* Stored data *
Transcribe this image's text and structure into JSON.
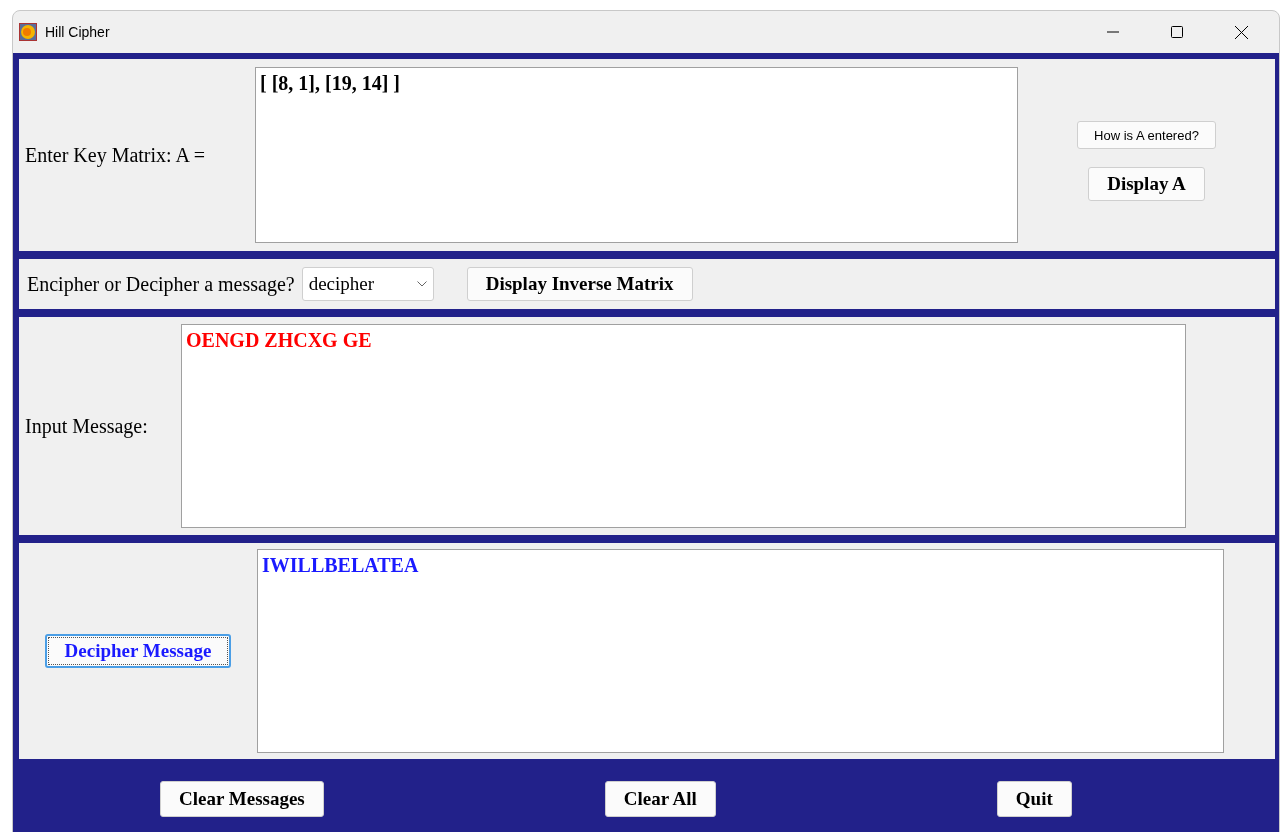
{
  "window": {
    "title": "Hill Cipher"
  },
  "key_section": {
    "label": "Enter Key Matrix: A =",
    "key_matrix": "[ [8, 1], [19, 14] ]",
    "help_button": "How is A entered?",
    "display_button": "Display A"
  },
  "mode_section": {
    "label": "Encipher or Decipher a message?",
    "mode": "decipher",
    "inverse_button": "Display Inverse Matrix"
  },
  "input_section": {
    "label": "Input Message:",
    "message": "OENGD ZHCXG GE"
  },
  "output_section": {
    "action_button": "Decipher Message",
    "result": "IWILLBELATEA"
  },
  "bottom_buttons": [
    "Clear Messages",
    "Clear All",
    "Quit"
  ]
}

* SHORT TASK *
Reproduce the material in full, word for word, and omit the pictures.

* OUTPUT OF THE TASK *
Transcribe this image's text and structure into JSON.
{
  "window": {
    "title": "Hill Cipher"
  },
  "key_section": {
    "label": "Enter Key Matrix: A =",
    "key_matrix": "[ [8, 1], [19, 14] ]",
    "help_button": "How is A entered?",
    "display_button": "Display A"
  },
  "mode_section": {
    "label": "Encipher or Decipher a message?",
    "mode": "decipher",
    "inverse_button": "Display Inverse Matrix"
  },
  "input_section": {
    "label": "Input Message:",
    "message": "OENGD ZHCXG GE"
  },
  "output_section": {
    "action_button": "Decipher Message",
    "result": "IWILLBELATEA"
  },
  "bottom_buttons": [
    "Clear Messages",
    "Clear All",
    "Quit"
  ]
}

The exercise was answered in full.